[WORK TO COMPLETE]
Among the lines of these entries, how many hold the word "ylabel"? State only the number.

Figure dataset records
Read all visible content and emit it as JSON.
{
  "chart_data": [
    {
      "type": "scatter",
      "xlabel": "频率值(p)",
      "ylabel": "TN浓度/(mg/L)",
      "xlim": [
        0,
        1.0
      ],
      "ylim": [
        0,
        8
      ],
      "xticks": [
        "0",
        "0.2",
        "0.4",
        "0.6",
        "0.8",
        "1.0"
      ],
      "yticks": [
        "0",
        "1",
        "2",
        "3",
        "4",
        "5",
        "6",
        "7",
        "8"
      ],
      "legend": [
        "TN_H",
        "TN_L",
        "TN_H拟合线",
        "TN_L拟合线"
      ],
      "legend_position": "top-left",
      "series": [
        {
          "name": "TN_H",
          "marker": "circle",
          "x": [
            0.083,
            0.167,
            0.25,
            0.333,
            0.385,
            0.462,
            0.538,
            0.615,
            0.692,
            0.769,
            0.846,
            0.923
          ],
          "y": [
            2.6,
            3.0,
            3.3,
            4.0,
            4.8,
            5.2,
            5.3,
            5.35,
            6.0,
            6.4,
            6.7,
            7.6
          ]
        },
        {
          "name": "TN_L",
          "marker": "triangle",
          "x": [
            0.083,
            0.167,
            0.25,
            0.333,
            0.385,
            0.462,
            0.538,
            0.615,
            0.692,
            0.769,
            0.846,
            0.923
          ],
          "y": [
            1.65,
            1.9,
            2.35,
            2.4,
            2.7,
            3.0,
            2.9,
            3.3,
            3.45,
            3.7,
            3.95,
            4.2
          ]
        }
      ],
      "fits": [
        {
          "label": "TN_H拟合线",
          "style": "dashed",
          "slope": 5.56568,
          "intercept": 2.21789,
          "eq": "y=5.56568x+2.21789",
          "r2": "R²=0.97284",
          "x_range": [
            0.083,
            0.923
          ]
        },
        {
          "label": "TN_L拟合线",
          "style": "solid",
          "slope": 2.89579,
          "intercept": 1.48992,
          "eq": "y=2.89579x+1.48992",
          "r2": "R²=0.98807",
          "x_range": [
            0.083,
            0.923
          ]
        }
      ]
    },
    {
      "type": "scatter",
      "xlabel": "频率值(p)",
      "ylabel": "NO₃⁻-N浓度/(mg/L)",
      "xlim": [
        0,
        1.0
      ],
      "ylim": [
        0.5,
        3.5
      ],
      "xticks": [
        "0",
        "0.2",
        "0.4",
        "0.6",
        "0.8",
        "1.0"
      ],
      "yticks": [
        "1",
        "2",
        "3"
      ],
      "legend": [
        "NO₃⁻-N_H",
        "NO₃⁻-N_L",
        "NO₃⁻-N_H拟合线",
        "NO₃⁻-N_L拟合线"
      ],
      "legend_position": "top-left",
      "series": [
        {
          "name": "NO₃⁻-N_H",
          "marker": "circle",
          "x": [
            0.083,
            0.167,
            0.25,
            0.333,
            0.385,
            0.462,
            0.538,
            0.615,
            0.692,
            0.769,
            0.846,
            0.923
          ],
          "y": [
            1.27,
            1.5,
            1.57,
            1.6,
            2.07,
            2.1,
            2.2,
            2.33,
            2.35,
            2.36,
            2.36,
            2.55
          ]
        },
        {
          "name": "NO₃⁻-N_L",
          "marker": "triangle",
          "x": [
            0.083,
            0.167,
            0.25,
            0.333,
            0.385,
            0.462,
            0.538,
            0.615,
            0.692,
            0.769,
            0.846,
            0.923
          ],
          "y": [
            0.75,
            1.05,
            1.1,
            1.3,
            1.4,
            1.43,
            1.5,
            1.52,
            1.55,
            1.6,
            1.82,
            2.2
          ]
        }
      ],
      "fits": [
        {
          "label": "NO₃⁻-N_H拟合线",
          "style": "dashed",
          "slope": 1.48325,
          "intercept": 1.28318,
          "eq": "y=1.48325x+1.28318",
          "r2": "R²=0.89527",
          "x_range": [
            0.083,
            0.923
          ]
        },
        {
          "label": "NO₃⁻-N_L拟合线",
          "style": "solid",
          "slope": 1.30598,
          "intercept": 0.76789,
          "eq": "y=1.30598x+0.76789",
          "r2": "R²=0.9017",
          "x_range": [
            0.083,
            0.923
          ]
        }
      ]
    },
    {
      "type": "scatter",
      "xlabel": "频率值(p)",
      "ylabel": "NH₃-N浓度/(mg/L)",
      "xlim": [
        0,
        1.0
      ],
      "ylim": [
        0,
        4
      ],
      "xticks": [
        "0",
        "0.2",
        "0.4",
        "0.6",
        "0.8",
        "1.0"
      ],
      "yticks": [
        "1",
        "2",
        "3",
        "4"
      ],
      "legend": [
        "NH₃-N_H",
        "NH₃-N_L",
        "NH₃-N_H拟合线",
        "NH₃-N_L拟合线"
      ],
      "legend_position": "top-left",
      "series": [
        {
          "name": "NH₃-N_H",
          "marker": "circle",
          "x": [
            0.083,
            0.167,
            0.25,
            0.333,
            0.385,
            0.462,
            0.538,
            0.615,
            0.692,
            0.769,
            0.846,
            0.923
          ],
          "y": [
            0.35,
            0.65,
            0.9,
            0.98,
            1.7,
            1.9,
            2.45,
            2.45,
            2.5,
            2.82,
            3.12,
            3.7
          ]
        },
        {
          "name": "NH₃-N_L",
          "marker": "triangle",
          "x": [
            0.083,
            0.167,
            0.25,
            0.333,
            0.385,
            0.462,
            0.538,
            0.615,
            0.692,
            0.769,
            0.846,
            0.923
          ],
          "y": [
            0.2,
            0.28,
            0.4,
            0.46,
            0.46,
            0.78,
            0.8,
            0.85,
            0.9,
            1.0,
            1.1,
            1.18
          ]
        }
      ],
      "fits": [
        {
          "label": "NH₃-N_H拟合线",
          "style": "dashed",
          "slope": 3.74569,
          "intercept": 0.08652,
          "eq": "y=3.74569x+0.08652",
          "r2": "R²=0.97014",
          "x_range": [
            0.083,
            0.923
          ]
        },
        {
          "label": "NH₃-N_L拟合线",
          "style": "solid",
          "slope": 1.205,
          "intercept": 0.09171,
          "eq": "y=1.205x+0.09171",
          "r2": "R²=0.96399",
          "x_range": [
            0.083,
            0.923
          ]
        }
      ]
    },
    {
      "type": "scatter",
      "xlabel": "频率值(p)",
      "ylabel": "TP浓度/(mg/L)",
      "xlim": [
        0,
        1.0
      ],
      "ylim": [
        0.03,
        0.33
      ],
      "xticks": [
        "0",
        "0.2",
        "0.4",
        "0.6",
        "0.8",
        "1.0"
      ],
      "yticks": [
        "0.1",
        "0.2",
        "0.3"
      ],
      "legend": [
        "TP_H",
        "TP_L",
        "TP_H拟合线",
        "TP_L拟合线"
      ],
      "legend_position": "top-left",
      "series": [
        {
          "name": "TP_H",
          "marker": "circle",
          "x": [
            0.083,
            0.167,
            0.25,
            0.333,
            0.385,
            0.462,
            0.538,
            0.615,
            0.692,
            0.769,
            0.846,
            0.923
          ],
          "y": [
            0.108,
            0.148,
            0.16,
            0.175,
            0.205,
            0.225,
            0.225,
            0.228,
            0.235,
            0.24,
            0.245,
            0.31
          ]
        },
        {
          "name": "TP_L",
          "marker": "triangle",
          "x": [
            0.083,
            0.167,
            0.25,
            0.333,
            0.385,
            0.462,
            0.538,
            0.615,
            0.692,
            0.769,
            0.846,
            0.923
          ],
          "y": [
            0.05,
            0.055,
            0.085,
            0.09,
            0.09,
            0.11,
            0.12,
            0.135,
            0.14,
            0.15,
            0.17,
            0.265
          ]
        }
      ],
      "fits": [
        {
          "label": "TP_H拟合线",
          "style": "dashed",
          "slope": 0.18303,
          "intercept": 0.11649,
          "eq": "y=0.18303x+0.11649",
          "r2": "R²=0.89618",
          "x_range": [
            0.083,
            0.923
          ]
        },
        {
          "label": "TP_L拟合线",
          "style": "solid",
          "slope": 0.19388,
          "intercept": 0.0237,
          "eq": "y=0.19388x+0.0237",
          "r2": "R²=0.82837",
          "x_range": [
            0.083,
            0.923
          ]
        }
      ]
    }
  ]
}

[ANSWER FOR THIS EXERCISE]
4